● **EXERCISE INSTRUCTIONS**
Reproduce all records verbatim.

● **THE RECORDS**
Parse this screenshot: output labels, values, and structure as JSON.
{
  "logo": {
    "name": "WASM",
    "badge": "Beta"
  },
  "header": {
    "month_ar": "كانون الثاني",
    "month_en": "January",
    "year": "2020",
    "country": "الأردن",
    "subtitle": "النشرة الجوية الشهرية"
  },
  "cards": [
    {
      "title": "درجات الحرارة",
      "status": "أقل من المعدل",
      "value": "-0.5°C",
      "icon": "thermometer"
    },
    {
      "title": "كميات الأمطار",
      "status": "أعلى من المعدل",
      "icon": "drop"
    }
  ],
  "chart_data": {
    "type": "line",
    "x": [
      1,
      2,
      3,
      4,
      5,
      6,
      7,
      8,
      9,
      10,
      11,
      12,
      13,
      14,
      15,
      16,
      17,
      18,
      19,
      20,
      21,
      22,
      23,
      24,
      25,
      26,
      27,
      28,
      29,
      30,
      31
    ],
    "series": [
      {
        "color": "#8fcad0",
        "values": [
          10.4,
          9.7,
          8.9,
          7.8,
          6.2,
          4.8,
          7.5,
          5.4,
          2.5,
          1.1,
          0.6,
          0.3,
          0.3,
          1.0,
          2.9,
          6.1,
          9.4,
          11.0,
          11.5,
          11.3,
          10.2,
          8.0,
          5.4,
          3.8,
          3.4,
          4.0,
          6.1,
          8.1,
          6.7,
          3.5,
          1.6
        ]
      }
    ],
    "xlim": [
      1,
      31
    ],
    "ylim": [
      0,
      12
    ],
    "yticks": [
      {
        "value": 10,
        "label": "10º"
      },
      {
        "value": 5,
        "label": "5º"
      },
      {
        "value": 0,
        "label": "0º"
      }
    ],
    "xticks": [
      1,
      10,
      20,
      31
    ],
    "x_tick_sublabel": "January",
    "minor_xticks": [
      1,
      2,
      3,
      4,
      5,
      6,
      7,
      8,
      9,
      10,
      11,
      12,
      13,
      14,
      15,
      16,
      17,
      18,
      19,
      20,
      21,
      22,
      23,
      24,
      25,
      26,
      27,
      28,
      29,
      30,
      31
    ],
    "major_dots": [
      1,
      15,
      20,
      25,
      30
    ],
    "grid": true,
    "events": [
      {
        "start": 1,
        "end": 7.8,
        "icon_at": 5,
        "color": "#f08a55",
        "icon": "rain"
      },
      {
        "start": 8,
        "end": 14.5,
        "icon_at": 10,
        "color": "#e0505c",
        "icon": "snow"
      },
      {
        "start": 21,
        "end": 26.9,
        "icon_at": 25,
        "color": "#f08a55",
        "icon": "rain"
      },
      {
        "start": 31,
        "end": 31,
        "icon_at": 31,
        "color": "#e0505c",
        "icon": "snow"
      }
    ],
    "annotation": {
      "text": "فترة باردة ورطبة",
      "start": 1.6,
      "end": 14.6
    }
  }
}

● **ANSWER TO THIS EXERCISE**
Parse this screenshot: output labels, values, and structure as JSON.
{
  "logo": {
    "name": "WASM",
    "badge": "Beta"
  },
  "header": {
    "month_ar": "كانون الثاني",
    "month_en": "January",
    "year": "2020",
    "country": "الأردن",
    "subtitle": "النشرة الجوية الشهرية"
  },
  "cards": [
    {
      "title": "درجات الحرارة",
      "status": "أقل من المعدل",
      "value": "-0.5°C",
      "icon": "thermometer"
    },
    {
      "title": "كميات الأمطار",
      "status": "أعلى من المعدل",
      "icon": "drop"
    }
  ],
  "chart_data": {
    "type": "line",
    "x": [
      1,
      2,
      3,
      4,
      5,
      6,
      7,
      8,
      9,
      10,
      11,
      12,
      13,
      14,
      15,
      16,
      17,
      18,
      19,
      20,
      21,
      22,
      23,
      24,
      25,
      26,
      27,
      28,
      29,
      30,
      31
    ],
    "series": [
      {
        "color": "#8fcad0",
        "values": [
          10.4,
          9.7,
          8.9,
          7.8,
          6.2,
          4.8,
          7.5,
          5.4,
          2.5,
          1.1,
          0.6,
          0.3,
          0.3,
          1.0,
          2.9,
          6.1,
          9.4,
          11.0,
          11.5,
          11.3,
          10.2,
          8.0,
          5.4,
          3.8,
          3.4,
          4.0,
          6.1,
          8.1,
          6.7,
          3.5,
          1.6
        ]
      }
    ],
    "xlim": [
      1,
      31
    ],
    "ylim": [
      0,
      12
    ],
    "yticks": [
      {
        "value": 10,
        "label": "10º"
      },
      {
        "value": 5,
        "label": "5º"
      },
      {
        "value": 0,
        "label": "0º"
      }
    ],
    "xticks": [
      1,
      10,
      20,
      31
    ],
    "x_tick_sublabel": "January",
    "minor_xticks": [
      1,
      2,
      3,
      4,
      5,
      6,
      7,
      8,
      9,
      10,
      11,
      12,
      13,
      14,
      15,
      16,
      17,
      18,
      19,
      20,
      21,
      22,
      23,
      24,
      25,
      26,
      27,
      28,
      29,
      30,
      31
    ],
    "major_dots": [
      1,
      15,
      20,
      25,
      30
    ],
    "grid": true,
    "events": [
      {
        "start": 1,
        "end": 7.8,
        "icon_at": 5,
        "color": "#f08a55",
        "icon": "rain"
      },
      {
        "start": 8,
        "end": 14.5,
        "icon_at": 10,
        "color": "#e0505c",
        "icon": "snow"
      },
      {
        "start": 21,
        "end": 26.9,
        "icon_at": 25,
        "color": "#f08a55",
        "icon": "rain"
      },
      {
        "start": 31,
        "end": 31,
        "icon_at": 31,
        "color": "#e0505c",
        "icon": "snow"
      }
    ],
    "annotation": {
      "text": "فترة باردة ورطبة",
      "start": 1.6,
      "end": 14.6
    }
  }
}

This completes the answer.